(Stated goal) Reproduce each of the following rows word for word, without changing anything.

(Data supplied)
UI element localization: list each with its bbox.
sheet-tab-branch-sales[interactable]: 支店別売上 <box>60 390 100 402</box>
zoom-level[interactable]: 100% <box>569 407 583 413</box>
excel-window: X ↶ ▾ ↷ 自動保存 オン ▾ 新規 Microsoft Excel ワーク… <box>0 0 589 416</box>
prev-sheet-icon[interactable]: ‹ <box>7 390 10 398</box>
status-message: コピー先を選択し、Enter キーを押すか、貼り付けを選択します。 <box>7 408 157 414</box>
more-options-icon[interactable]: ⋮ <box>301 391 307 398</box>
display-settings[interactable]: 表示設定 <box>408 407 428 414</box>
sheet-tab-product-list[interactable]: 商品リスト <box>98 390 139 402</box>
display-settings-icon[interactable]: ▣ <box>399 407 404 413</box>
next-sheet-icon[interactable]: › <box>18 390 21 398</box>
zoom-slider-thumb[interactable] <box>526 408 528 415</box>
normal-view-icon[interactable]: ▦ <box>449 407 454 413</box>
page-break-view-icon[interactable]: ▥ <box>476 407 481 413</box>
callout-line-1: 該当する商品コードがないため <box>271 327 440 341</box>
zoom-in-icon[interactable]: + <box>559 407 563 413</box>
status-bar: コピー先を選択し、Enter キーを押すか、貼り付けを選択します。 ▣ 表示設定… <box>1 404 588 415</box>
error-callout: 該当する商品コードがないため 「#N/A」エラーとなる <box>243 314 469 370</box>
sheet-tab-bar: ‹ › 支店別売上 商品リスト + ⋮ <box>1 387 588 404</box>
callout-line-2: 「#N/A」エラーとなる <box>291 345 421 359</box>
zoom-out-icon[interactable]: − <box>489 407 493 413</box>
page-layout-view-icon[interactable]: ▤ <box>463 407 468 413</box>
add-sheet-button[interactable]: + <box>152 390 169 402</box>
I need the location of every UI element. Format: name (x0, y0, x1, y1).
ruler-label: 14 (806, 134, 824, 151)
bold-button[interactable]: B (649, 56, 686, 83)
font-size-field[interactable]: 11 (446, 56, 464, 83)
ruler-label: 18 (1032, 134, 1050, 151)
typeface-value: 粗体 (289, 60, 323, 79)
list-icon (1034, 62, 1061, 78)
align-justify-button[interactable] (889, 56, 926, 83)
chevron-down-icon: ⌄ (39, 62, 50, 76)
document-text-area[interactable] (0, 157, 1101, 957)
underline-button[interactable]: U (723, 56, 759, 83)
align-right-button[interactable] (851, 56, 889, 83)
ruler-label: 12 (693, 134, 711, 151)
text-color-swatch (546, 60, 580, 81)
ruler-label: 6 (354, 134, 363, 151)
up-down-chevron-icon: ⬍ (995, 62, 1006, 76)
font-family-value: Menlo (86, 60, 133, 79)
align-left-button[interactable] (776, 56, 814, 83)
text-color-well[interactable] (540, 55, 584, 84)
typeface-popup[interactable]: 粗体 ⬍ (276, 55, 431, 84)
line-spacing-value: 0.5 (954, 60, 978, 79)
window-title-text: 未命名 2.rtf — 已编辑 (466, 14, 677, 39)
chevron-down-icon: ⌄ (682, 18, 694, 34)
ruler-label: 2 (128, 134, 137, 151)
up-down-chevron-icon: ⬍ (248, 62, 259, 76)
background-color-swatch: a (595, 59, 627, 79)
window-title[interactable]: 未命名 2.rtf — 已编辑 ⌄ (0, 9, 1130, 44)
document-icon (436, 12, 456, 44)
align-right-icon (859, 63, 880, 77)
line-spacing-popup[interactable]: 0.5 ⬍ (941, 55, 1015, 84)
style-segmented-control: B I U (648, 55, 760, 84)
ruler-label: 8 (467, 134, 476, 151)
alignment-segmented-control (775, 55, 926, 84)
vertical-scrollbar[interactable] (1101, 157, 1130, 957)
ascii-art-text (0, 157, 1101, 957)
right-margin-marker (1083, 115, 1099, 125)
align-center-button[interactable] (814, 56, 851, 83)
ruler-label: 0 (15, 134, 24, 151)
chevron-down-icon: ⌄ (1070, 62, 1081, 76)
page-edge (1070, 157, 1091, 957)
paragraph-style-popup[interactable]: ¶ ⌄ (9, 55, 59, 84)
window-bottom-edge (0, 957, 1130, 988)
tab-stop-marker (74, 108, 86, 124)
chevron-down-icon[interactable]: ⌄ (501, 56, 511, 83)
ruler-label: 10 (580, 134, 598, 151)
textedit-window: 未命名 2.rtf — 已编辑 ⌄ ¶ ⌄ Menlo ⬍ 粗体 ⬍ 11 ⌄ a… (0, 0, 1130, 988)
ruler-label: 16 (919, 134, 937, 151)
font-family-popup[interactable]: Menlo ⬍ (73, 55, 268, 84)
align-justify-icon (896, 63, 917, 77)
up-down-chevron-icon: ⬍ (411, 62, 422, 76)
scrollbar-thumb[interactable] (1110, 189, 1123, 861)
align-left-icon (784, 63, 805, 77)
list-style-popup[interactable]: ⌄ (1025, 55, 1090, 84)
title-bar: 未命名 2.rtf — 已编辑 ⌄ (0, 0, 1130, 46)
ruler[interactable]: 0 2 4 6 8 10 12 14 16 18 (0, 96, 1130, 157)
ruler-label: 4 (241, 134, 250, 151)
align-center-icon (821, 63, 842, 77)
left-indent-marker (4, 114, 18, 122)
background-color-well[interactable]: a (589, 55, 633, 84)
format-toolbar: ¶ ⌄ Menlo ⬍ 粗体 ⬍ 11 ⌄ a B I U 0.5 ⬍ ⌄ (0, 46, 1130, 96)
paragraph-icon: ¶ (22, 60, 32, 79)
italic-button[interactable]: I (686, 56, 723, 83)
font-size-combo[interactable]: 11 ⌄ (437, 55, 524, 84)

(Final answer)
UI element localization: list each with its bbox.
sheet-tab-branch-sales[interactable]: 支店別売上 <box>60 390 100 402</box>
zoom-level[interactable]: 100% <box>569 407 583 413</box>
excel-window: X ↶ ▾ ↷ 自動保存 オン ▾ 新規 Microsoft Excel ワーク… <box>0 0 589 416</box>
prev-sheet-icon[interactable]: ‹ <box>7 390 10 398</box>
status-message: コピー先を選択し、Enter キーを押すか、貼り付けを選択します。 <box>7 408 157 414</box>
more-options-icon[interactable]: ⋮ <box>301 391 307 398</box>
display-settings[interactable]: 表示設定 <box>408 407 428 414</box>
sheet-tab-product-list[interactable]: 商品リスト <box>98 390 139 402</box>
display-settings-icon[interactable]: ▣ <box>399 407 404 413</box>
next-sheet-icon[interactable]: › <box>18 390 21 398</box>
zoom-slider-thumb[interactable] <box>526 408 528 415</box>
normal-view-icon[interactable]: ▦ <box>449 407 454 413</box>
page-break-view-icon[interactable]: ▥ <box>476 407 481 413</box>
callout-line-1: 該当する商品コードがないため <box>271 327 440 341</box>
zoom-in-icon[interactable]: + <box>559 407 563 413</box>
status-bar: コピー先を選択し、Enter キーを押すか、貼り付けを選択します。 ▣ 表示設定… <box>1 404 588 415</box>
error-callout: 該当する商品コードがないため 「#N/A」エラーとなる <box>243 314 469 370</box>
sheet-tab-bar: ‹ › 支店別売上 商品リスト + ⋮ <box>1 387 588 404</box>
callout-line-2: 「#N/A」エラーとなる <box>291 345 421 359</box>
zoom-out-icon[interactable]: − <box>489 407 493 413</box>
page-layout-view-icon[interactable]: ▤ <box>463 407 468 413</box>
add-sheet-button[interactable]: + <box>152 390 169 402</box>
I need the location of every UI element. Format: name (x0, y0, x1, y1).
ruler-label: 14 (806, 134, 824, 151)
bold-button[interactable]: B (649, 56, 686, 83)
font-size-field[interactable]: 11 (446, 56, 464, 83)
ruler-label: 18 (1032, 134, 1050, 151)
typeface-value: 粗体 (289, 60, 323, 79)
list-icon (1034, 62, 1061, 78)
align-justify-button[interactable] (889, 56, 926, 83)
chevron-down-icon: ⌄ (39, 62, 50, 76)
document-text-area[interactable] (0, 157, 1101, 957)
underline-button[interactable]: U (723, 56, 759, 83)
align-right-button[interactable] (851, 56, 889, 83)
ruler-label: 12 (693, 134, 711, 151)
text-color-swatch (546, 60, 580, 81)
ruler-label: 6 (354, 134, 363, 151)
up-down-chevron-icon: ⬍ (995, 62, 1006, 76)
font-family-value: Menlo (86, 60, 133, 79)
align-left-button[interactable] (776, 56, 814, 83)
text-color-well[interactable] (540, 55, 584, 84)
typeface-popup[interactable]: 粗体 ⬍ (276, 55, 431, 84)
line-spacing-value: 0.5 (954, 60, 978, 79)
window-title-text: 未命名 2.rtf — 已编辑 (466, 14, 677, 39)
chevron-down-icon: ⌄ (682, 18, 694, 34)
ruler-label: 2 (128, 134, 137, 151)
up-down-chevron-icon: ⬍ (248, 62, 259, 76)
background-color-swatch: a (595, 59, 627, 79)
window-title[interactable]: 未命名 2.rtf — 已编辑 ⌄ (0, 9, 1130, 44)
document-icon (436, 12, 456, 44)
align-right-icon (859, 63, 880, 77)
line-spacing-popup[interactable]: 0.5 ⬍ (941, 55, 1015, 84)
style-segmented-control: B I U (648, 55, 760, 84)
ruler-label: 8 (467, 134, 476, 151)
alignment-segmented-control (775, 55, 926, 84)
vertical-scrollbar[interactable] (1101, 157, 1130, 957)
ascii-art-text (0, 157, 1101, 957)
right-margin-marker (1083, 115, 1099, 125)
align-center-button[interactable] (814, 56, 851, 83)
ruler-label: 0 (15, 134, 24, 151)
chevron-down-icon: ⌄ (1070, 62, 1081, 76)
page-edge (1070, 157, 1091, 957)
paragraph-style-popup[interactable]: ¶ ⌄ (9, 55, 59, 84)
window-bottom-edge (0, 957, 1130, 988)
tab-stop-marker (74, 108, 86, 124)
chevron-down-icon[interactable]: ⌄ (501, 56, 511, 83)
ruler-label: 10 (580, 134, 598, 151)
textedit-window: 未命名 2.rtf — 已编辑 ⌄ ¶ ⌄ Menlo ⬍ 粗体 ⬍ 11 ⌄ a… (0, 0, 1130, 988)
ruler-label: 16 (919, 134, 937, 151)
font-family-popup[interactable]: Menlo ⬍ (73, 55, 268, 84)
align-justify-icon (896, 63, 917, 77)
up-down-chevron-icon: ⬍ (411, 62, 422, 76)
scrollbar-thumb[interactable] (1110, 189, 1123, 861)
align-left-icon (784, 63, 805, 77)
list-style-popup[interactable]: ⌄ (1025, 55, 1090, 84)
title-bar: 未命名 2.rtf — 已编辑 ⌄ (0, 0, 1130, 46)
ruler[interactable]: 0 2 4 6 8 10 12 14 16 18 (0, 96, 1130, 157)
ruler-label: 4 (241, 134, 250, 151)
align-center-icon (821, 63, 842, 77)
left-indent-marker (4, 114, 18, 122)
background-color-well[interactable]: a (589, 55, 633, 84)
format-toolbar: ¶ ⌄ Menlo ⬍ 粗体 ⬍ 11 ⌄ a B I U 0.5 ⬍ ⌄ (0, 46, 1130, 96)
paragraph-icon: ¶ (22, 60, 32, 79)
italic-button[interactable]: I (686, 56, 723, 83)
font-size-combo[interactable]: 11 ⌄ (437, 55, 524, 84)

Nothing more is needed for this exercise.